• PROBLEM TO SOLVE: Print every entry word for word, but omit the pictures.

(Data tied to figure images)
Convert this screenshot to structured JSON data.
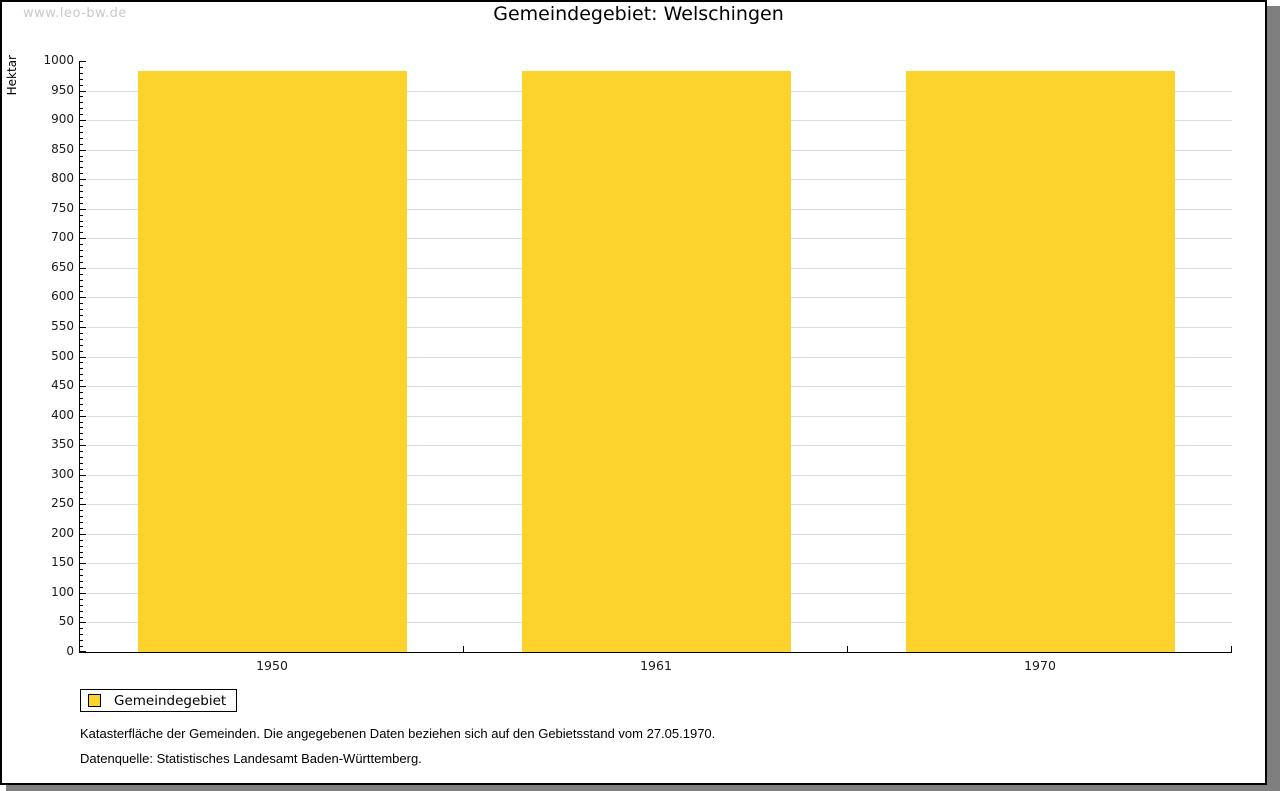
{
  "watermark": "www.leo-bw.de",
  "title": "Gemeindegebiet:  Welschingen",
  "chart_data": {
    "type": "bar",
    "title": "Gemeindegebiet: Welschingen",
    "categories": [
      "1950",
      "1961",
      "1970"
    ],
    "series": [
      {
        "name": "Gemeindegebiet",
        "values": [
          983,
          983,
          983
        ],
        "color": "#fcd32d"
      }
    ],
    "xlabel": "",
    "ylabel": "Hektar",
    "ylim": [
      0,
      1000
    ],
    "y_major_step": 50,
    "y_minor_step": 10,
    "grid": true,
    "legend_position": "bottom-left"
  },
  "legend": {
    "items": [
      {
        "label": "Gemeindegebiet",
        "color": "#fcd32d"
      }
    ]
  },
  "footnotes": [
    "Katasterfläche der Gemeinden. Die angegebenen Daten beziehen sich auf den Gebietsstand vom 27.05.1970.",
    "Datenquelle: Statistisches Landesamt Baden-Württemberg."
  ],
  "colors": {
    "bar": "#fcd32d",
    "grid": "#dcdcdc",
    "axis": "#000000",
    "watermark": "#c8c8c8",
    "shadow": "#7f7f7f",
    "frame_border": "#000000"
  }
}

• RESULT BELOW:
Convert this screenshot to structured JSON data.
{
  "watermark": "www.leo-bw.de",
  "title": "Gemeindegebiet:  Welschingen",
  "chart_data": {
    "type": "bar",
    "title": "Gemeindegebiet: Welschingen",
    "categories": [
      "1950",
      "1961",
      "1970"
    ],
    "series": [
      {
        "name": "Gemeindegebiet",
        "values": [
          983,
          983,
          983
        ],
        "color": "#fcd32d"
      }
    ],
    "xlabel": "",
    "ylabel": "Hektar",
    "ylim": [
      0,
      1000
    ],
    "y_major_step": 50,
    "y_minor_step": 10,
    "grid": true,
    "legend_position": "bottom-left"
  },
  "legend": {
    "items": [
      {
        "label": "Gemeindegebiet",
        "color": "#fcd32d"
      }
    ]
  },
  "footnotes": [
    "Katasterfläche der Gemeinden. Die angegebenen Daten beziehen sich auf den Gebietsstand vom 27.05.1970.",
    "Datenquelle: Statistisches Landesamt Baden-Württemberg."
  ],
  "colors": {
    "bar": "#fcd32d",
    "grid": "#dcdcdc",
    "axis": "#000000",
    "watermark": "#c8c8c8",
    "shadow": "#7f7f7f",
    "frame_border": "#000000"
  }
}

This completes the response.